- PROBLEM TO SOLVE -
Can you copy out the data exactly? Leave the images out.

- INFORMATION GIVEN -
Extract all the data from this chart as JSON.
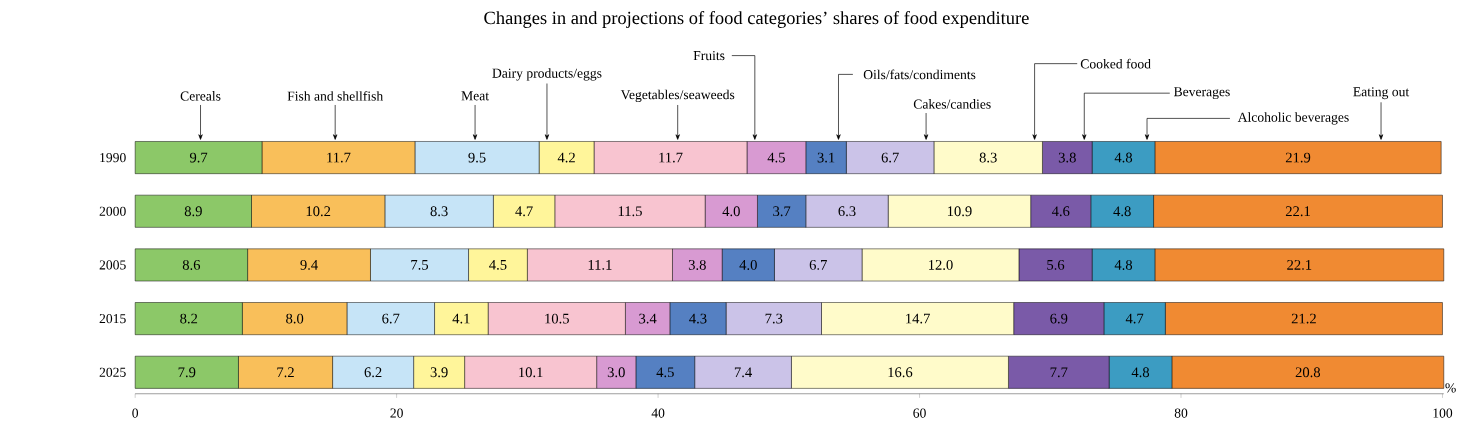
{
  "chart_data": {
    "type": "bar",
    "orientation": "horizontal",
    "stacked": true,
    "legend": false,
    "grid": false,
    "title": "Changes in and projections of food categories’ shares of food expenditure",
    "xlabel": "%",
    "categories": [
      "1990",
      "2000",
      "2005",
      "2015",
      "2025"
    ],
    "xlim": [
      0,
      100.1
    ],
    "xticks": [
      0,
      20,
      40,
      60,
      80,
      100
    ],
    "series": [
      {
        "name": "Cereals",
        "color": "#8cc868",
        "values": [
          9.7,
          8.9,
          8.6,
          8.2,
          7.9
        ],
        "value_labels": [
          "9.7",
          "8.9",
          "8.6",
          "8.2",
          "7.9"
        ]
      },
      {
        "name": "Fish and shellfish",
        "color": "#f9bf5a",
        "values": [
          11.7,
          10.2,
          9.4,
          8.0,
          7.2
        ],
        "value_labels": [
          "11.7",
          "10.2",
          "9.4",
          "8.0",
          "7.2"
        ]
      },
      {
        "name": "Meat",
        "color": "#c6e4f7",
        "values": [
          9.5,
          8.3,
          7.5,
          6.7,
          6.2
        ],
        "value_labels": [
          "9.5",
          "8.3",
          "7.5",
          "6.7",
          "6.2"
        ]
      },
      {
        "name": "Dairy products/eggs",
        "color": "#fff59a",
        "values": [
          4.2,
          4.7,
          4.5,
          4.1,
          3.9
        ],
        "value_labels": [
          "4.2",
          "4.7",
          "4.5",
          "4.1",
          "3.9"
        ]
      },
      {
        "name": "Vegetables/seaweeds",
        "color": "#f8c4d0",
        "values": [
          11.7,
          11.5,
          11.1,
          10.5,
          10.1
        ],
        "value_labels": [
          "11.7",
          "11.5",
          "11.1",
          "10.5",
          "10.1"
        ]
      },
      {
        "name": "Fruits",
        "color": "#d89ad2",
        "values": [
          4.5,
          4.0,
          3.8,
          3.4,
          3.0
        ],
        "value_labels": [
          "4.5",
          "4.0",
          "3.8",
          "3.4",
          "3.0"
        ]
      },
      {
        "name": "Oils/fats/condiments",
        "color": "#5580c2",
        "values": [
          3.1,
          3.7,
          4.0,
          4.3,
          4.5
        ],
        "value_labels": [
          "3.1",
          "3.7",
          "4.0",
          "4.3",
          "4.5"
        ]
      },
      {
        "name": "Cakes/candies",
        "color": "#cbc3e8",
        "values": [
          6.7,
          6.3,
          6.7,
          7.3,
          7.4
        ],
        "value_labels": [
          "6.7",
          "6.3",
          "6.7",
          "7.3",
          "7.4"
        ]
      },
      {
        "name": "Cooked food",
        "color": "#fffbca",
        "values": [
          8.3,
          10.9,
          12.0,
          14.7,
          16.6
        ],
        "value_labels": [
          "8.3",
          "10.9",
          "12.0",
          "14.7",
          "16.6"
        ]
      },
      {
        "name": "Beverages",
        "color": "#7a5aa8",
        "values": [
          3.8,
          4.6,
          5.6,
          6.9,
          7.7
        ],
        "value_labels": [
          "3.8",
          "4.6",
          "5.6",
          "6.9",
          "7.7"
        ]
      },
      {
        "name": "Alcoholic beverages",
        "color": "#3c9cc2",
        "values": [
          4.8,
          4.8,
          4.8,
          4.7,
          4.8
        ],
        "value_labels": [
          "4.8",
          "4.8",
          "4.8",
          "4.7",
          "4.8"
        ]
      },
      {
        "name": "Eating out",
        "color": "#f08a32",
        "values": [
          21.9,
          22.1,
          22.1,
          21.2,
          20.8
        ],
        "value_labels": [
          "21.9",
          "22.1",
          "22.1",
          "21.2",
          "20.8"
        ]
      }
    ]
  }
}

- CORRECT RESULT -
Extract all the data from this chart as JSON.
{
  "chart_data": {
    "type": "bar",
    "orientation": "horizontal",
    "stacked": true,
    "legend": false,
    "grid": false,
    "title": "Changes in and projections of food categories’ shares of food expenditure",
    "xlabel": "%",
    "categories": [
      "1990",
      "2000",
      "2005",
      "2015",
      "2025"
    ],
    "xlim": [
      0,
      100.1
    ],
    "xticks": [
      0,
      20,
      40,
      60,
      80,
      100
    ],
    "series": [
      {
        "name": "Cereals",
        "color": "#8cc868",
        "values": [
          9.7,
          8.9,
          8.6,
          8.2,
          7.9
        ],
        "value_labels": [
          "9.7",
          "8.9",
          "8.6",
          "8.2",
          "7.9"
        ]
      },
      {
        "name": "Fish and shellfish",
        "color": "#f9bf5a",
        "values": [
          11.7,
          10.2,
          9.4,
          8.0,
          7.2
        ],
        "value_labels": [
          "11.7",
          "10.2",
          "9.4",
          "8.0",
          "7.2"
        ]
      },
      {
        "name": "Meat",
        "color": "#c6e4f7",
        "values": [
          9.5,
          8.3,
          7.5,
          6.7,
          6.2
        ],
        "value_labels": [
          "9.5",
          "8.3",
          "7.5",
          "6.7",
          "6.2"
        ]
      },
      {
        "name": "Dairy products/eggs",
        "color": "#fff59a",
        "values": [
          4.2,
          4.7,
          4.5,
          4.1,
          3.9
        ],
        "value_labels": [
          "4.2",
          "4.7",
          "4.5",
          "4.1",
          "3.9"
        ]
      },
      {
        "name": "Vegetables/seaweeds",
        "color": "#f8c4d0",
        "values": [
          11.7,
          11.5,
          11.1,
          10.5,
          10.1
        ],
        "value_labels": [
          "11.7",
          "11.5",
          "11.1",
          "10.5",
          "10.1"
        ]
      },
      {
        "name": "Fruits",
        "color": "#d89ad2",
        "values": [
          4.5,
          4.0,
          3.8,
          3.4,
          3.0
        ],
        "value_labels": [
          "4.5",
          "4.0",
          "3.8",
          "3.4",
          "3.0"
        ]
      },
      {
        "name": "Oils/fats/condiments",
        "color": "#5580c2",
        "values": [
          3.1,
          3.7,
          4.0,
          4.3,
          4.5
        ],
        "value_labels": [
          "3.1",
          "3.7",
          "4.0",
          "4.3",
          "4.5"
        ]
      },
      {
        "name": "Cakes/candies",
        "color": "#cbc3e8",
        "values": [
          6.7,
          6.3,
          6.7,
          7.3,
          7.4
        ],
        "value_labels": [
          "6.7",
          "6.3",
          "6.7",
          "7.3",
          "7.4"
        ]
      },
      {
        "name": "Cooked food",
        "color": "#fffbca",
        "values": [
          8.3,
          10.9,
          12.0,
          14.7,
          16.6
        ],
        "value_labels": [
          "8.3",
          "10.9",
          "12.0",
          "14.7",
          "16.6"
        ]
      },
      {
        "name": "Beverages",
        "color": "#7a5aa8",
        "values": [
          3.8,
          4.6,
          5.6,
          6.9,
          7.7
        ],
        "value_labels": [
          "3.8",
          "4.6",
          "5.6",
          "6.9",
          "7.7"
        ]
      },
      {
        "name": "Alcoholic beverages",
        "color": "#3c9cc2",
        "values": [
          4.8,
          4.8,
          4.8,
          4.7,
          4.8
        ],
        "value_labels": [
          "4.8",
          "4.8",
          "4.8",
          "4.7",
          "4.8"
        ]
      },
      {
        "name": "Eating out",
        "color": "#f08a32",
        "values": [
          21.9,
          22.1,
          22.1,
          21.2,
          20.8
        ],
        "value_labels": [
          "21.9",
          "22.1",
          "22.1",
          "21.2",
          "20.8"
        ]
      }
    ]
  }
}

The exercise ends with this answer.